## Given request:
Transcribe the material in full, exactly as written.

##### Records for the task #####

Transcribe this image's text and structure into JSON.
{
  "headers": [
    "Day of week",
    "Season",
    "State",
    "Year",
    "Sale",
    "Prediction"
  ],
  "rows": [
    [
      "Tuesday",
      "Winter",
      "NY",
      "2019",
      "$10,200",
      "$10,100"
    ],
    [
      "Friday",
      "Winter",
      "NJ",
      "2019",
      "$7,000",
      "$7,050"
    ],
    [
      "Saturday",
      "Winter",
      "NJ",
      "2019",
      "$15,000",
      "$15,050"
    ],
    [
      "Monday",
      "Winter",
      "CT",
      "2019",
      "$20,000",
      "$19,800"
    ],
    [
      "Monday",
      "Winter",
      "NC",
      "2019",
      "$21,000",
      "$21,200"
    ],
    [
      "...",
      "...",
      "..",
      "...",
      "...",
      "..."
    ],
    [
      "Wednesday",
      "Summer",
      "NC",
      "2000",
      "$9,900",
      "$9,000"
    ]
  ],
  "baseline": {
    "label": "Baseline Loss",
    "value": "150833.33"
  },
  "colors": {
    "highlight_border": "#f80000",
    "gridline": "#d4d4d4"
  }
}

#####

## Solution to the exercise:
Transcribe this image's text and structure into JSON.
{
  "headers": [
    "Day of week",
    "Season",
    "State",
    "Year",
    "Sale",
    "Prediction"
  ],
  "rows": [
    [
      "Tuesday",
      "Winter",
      "NY",
      "2019",
      "$10,200",
      "$10,100"
    ],
    [
      "Friday",
      "Winter",
      "NJ",
      "2019",
      "$7,000",
      "$7,050"
    ],
    [
      "Saturday",
      "Winter",
      "NJ",
      "2019",
      "$15,000",
      "$15,050"
    ],
    [
      "Monday",
      "Winter",
      "CT",
      "2019",
      "$20,000",
      "$19,800"
    ],
    [
      "Monday",
      "Winter",
      "NC",
      "2019",
      "$21,000",
      "$21,200"
    ],
    [
      "...",
      "...",
      "..",
      "...",
      "...",
      "..."
    ],
    [
      "Wednesday",
      "Summer",
      "NC",
      "2000",
      "$9,900",
      "$9,000"
    ]
  ],
  "baseline": {
    "label": "Baseline Loss",
    "value": "150833.33"
  },
  "colors": {
    "highlight_border": "#f80000",
    "gridline": "#d4d4d4"
  }
}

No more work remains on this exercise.